**REQUIRED TASK**
Starting at the line that holds "What text is on this page?", copy every line exactly through the end of the data, and no others.
============================================================
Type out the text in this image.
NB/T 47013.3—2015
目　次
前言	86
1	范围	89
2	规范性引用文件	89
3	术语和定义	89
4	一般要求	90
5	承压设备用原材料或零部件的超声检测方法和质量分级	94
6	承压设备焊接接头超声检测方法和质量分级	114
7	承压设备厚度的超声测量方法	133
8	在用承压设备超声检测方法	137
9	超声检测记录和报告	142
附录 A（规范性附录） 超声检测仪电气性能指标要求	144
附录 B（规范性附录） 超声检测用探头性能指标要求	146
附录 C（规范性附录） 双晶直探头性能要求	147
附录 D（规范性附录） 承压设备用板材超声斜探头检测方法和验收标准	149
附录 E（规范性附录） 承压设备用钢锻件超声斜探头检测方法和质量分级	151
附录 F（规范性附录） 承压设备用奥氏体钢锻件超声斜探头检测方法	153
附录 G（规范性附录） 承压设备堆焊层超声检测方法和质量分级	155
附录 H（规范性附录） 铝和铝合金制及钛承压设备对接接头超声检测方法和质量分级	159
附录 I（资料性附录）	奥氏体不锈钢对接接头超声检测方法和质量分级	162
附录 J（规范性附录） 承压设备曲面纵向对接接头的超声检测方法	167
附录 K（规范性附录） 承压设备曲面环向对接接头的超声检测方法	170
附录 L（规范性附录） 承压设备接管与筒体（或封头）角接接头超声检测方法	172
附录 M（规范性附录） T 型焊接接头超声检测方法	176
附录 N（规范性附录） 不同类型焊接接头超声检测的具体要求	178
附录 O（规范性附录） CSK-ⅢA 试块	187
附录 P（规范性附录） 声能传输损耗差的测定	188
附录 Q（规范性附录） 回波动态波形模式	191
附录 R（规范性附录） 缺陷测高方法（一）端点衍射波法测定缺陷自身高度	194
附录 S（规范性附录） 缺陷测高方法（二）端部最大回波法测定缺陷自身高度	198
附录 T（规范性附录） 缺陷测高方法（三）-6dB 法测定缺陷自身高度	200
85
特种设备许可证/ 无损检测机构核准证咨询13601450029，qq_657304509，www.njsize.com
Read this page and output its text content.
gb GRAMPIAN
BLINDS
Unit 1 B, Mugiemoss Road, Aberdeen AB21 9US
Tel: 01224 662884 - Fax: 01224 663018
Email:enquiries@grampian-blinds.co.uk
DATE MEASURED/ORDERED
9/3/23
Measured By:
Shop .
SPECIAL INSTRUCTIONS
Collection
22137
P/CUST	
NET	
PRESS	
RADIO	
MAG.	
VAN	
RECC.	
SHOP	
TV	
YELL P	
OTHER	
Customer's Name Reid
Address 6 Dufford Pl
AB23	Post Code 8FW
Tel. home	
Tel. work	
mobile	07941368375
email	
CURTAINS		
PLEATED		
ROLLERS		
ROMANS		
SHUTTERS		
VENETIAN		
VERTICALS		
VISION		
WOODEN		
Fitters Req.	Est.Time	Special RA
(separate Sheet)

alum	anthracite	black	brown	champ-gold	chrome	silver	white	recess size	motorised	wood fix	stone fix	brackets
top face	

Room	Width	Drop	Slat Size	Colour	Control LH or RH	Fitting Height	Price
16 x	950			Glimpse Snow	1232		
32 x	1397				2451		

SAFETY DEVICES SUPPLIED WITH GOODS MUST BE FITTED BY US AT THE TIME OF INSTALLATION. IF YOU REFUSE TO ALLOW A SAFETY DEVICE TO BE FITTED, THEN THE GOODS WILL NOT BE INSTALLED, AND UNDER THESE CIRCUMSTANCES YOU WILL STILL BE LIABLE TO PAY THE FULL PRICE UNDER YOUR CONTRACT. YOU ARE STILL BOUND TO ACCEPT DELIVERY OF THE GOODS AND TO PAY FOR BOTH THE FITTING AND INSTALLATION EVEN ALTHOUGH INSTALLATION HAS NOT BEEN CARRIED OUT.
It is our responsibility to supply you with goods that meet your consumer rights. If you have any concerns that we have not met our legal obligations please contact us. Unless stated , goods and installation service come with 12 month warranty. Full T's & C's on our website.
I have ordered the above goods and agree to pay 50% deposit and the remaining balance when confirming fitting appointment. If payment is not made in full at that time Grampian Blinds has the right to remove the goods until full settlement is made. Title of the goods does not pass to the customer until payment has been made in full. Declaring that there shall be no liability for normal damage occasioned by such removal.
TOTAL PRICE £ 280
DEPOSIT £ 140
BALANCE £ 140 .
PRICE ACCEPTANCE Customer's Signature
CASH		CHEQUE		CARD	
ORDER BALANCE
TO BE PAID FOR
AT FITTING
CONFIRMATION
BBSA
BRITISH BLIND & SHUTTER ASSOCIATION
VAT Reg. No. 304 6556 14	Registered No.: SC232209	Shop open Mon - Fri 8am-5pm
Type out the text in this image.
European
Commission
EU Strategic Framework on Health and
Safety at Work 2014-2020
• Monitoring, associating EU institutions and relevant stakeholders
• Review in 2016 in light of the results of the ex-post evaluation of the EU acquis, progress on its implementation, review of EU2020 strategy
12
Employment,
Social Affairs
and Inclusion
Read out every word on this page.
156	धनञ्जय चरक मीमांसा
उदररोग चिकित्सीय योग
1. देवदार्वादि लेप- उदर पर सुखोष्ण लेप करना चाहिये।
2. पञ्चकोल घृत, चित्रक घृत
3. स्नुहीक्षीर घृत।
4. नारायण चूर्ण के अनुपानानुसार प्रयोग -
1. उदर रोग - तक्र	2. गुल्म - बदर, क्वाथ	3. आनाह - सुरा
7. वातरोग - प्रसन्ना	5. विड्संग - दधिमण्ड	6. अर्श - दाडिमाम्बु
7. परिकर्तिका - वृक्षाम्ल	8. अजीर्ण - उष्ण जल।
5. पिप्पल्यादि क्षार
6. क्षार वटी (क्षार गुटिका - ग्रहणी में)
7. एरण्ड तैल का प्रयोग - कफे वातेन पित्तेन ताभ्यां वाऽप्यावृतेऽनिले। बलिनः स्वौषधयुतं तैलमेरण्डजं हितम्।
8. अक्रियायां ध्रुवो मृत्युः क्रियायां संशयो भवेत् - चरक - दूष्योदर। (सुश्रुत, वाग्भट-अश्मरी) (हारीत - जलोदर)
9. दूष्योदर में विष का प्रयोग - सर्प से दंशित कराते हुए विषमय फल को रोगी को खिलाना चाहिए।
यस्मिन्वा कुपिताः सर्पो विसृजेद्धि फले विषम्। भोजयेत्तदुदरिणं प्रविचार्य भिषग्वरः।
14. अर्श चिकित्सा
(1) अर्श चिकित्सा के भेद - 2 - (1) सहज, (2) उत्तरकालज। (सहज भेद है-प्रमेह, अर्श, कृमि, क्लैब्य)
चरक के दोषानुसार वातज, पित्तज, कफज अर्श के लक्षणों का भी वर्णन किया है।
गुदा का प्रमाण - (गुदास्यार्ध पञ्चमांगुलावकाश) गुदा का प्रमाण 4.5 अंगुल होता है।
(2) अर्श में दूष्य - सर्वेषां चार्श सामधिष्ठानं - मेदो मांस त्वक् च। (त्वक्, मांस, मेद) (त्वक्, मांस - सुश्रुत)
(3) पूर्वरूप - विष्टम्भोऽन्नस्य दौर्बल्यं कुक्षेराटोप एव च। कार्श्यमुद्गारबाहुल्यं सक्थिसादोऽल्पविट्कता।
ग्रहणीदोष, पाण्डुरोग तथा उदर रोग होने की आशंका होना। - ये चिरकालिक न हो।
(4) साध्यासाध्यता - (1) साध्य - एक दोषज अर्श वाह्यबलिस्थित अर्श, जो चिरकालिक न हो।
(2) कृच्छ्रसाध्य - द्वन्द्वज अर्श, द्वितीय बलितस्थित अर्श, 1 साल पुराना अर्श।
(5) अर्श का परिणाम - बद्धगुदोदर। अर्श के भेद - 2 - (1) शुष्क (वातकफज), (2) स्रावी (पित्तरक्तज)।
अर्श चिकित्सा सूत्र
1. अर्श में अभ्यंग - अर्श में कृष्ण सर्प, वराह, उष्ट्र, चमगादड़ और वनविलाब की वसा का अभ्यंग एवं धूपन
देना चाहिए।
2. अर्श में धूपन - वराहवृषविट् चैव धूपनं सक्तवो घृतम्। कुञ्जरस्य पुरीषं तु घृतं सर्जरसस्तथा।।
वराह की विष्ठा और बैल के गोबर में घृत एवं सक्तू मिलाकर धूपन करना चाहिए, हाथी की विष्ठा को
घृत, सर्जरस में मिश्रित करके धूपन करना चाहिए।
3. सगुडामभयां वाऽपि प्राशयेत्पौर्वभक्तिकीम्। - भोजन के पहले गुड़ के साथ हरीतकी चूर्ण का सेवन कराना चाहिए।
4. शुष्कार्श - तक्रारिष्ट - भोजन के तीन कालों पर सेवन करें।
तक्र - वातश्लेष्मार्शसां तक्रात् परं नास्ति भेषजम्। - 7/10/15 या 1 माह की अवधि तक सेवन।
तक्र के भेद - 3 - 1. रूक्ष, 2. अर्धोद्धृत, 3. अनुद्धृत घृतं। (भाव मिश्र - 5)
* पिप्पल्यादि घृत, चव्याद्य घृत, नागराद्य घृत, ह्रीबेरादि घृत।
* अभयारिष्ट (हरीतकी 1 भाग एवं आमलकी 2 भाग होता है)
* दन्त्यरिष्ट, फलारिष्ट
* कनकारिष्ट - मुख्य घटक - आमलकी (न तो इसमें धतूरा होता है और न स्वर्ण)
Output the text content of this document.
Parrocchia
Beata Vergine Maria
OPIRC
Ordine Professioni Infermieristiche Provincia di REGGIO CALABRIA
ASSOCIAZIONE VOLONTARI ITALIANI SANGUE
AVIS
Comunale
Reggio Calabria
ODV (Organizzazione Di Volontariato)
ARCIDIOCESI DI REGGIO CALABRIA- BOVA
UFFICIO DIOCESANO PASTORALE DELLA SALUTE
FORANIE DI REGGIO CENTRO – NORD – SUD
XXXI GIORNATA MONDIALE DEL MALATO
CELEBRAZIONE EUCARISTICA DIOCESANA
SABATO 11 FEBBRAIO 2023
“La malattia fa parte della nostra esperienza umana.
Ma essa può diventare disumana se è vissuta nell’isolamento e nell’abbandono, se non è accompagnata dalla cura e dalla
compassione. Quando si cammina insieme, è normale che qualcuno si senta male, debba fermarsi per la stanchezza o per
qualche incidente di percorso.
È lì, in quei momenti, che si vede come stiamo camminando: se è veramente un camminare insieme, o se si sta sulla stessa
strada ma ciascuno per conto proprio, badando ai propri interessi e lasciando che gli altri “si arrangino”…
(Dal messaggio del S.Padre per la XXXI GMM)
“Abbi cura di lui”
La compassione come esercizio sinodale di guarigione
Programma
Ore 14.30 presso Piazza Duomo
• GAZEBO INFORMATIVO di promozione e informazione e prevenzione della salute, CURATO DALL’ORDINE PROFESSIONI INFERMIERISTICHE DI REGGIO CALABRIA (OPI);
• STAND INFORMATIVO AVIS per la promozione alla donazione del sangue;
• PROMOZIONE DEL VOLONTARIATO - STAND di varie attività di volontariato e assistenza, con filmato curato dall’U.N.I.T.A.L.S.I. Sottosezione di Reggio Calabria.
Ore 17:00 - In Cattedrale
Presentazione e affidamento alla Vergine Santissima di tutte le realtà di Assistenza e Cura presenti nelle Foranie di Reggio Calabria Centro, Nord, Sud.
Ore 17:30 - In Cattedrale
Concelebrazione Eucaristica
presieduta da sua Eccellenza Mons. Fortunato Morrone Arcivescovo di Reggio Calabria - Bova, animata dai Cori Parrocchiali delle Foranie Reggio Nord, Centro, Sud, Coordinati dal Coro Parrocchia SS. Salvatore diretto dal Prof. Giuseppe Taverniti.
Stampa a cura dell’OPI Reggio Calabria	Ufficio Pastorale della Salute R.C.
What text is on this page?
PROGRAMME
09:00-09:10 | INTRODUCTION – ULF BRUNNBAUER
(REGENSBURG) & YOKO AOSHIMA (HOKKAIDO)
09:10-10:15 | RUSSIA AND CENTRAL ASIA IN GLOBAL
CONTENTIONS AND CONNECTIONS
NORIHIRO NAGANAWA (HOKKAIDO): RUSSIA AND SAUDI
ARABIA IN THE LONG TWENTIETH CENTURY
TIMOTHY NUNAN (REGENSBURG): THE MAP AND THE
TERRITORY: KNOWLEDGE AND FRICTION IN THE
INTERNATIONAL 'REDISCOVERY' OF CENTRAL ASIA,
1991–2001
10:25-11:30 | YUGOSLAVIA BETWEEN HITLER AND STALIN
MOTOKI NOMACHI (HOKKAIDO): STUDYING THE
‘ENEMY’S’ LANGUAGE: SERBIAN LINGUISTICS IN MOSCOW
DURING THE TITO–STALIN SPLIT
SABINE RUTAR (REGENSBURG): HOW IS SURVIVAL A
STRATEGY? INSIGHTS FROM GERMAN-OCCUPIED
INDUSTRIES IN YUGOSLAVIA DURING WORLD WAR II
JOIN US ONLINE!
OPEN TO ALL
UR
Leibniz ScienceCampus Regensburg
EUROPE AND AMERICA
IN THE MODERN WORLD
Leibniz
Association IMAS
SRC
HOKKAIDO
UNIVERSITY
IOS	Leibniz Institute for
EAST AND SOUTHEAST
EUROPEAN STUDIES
============================================================
**SOLUTION**
What text is on this page?
PROGRAMME
09:00-09:10 | INTRODUCTION – ULF BRUNNBAUER
(REGENSBURG) & YOKO AOSHIMA (HOKKAIDO)
09:10-10:15 | RUSSIA AND CENTRAL ASIA IN GLOBAL
CONTENTIONS AND CONNECTIONS
NORIHIRO NAGANAWA (HOKKAIDO): RUSSIA AND SAUDI
ARABIA IN THE LONG TWENTIETH CENTURY
TIMOTHY NUNAN (REGENSBURG): THE MAP AND THE
TERRITORY: KNOWLEDGE AND FRICTION IN THE
INTERNATIONAL 'REDISCOVERY' OF CENTRAL ASIA,
1991–2001
10:25-11:30 | YUGOSLAVIA BETWEEN HITLER AND STALIN
MOTOKI NOMACHI (HOKKAIDO): STUDYING THE
‘ENEMY’S’ LANGUAGE: SERBIAN LINGUISTICS IN MOSCOW
DURING THE TITO–STALIN SPLIT
SABINE RUTAR (REGENSBURG): HOW IS SURVIVAL A
STRATEGY? INSIGHTS FROM GERMAN-OCCUPIED
INDUSTRIES IN YUGOSLAVIA DURING WORLD WAR II
JOIN US ONLINE!
OPEN TO ALL
UR
Leibniz ScienceCampus Regensburg
EUROPE AND AMERICA
IN THE MODERN WORLD
Leibniz
Association IMAS
SRC
HOKKAIDO
UNIVERSITY
IOS	Leibniz Institute for
EAST AND SOUTHEAST
EUROPEAN STUDIES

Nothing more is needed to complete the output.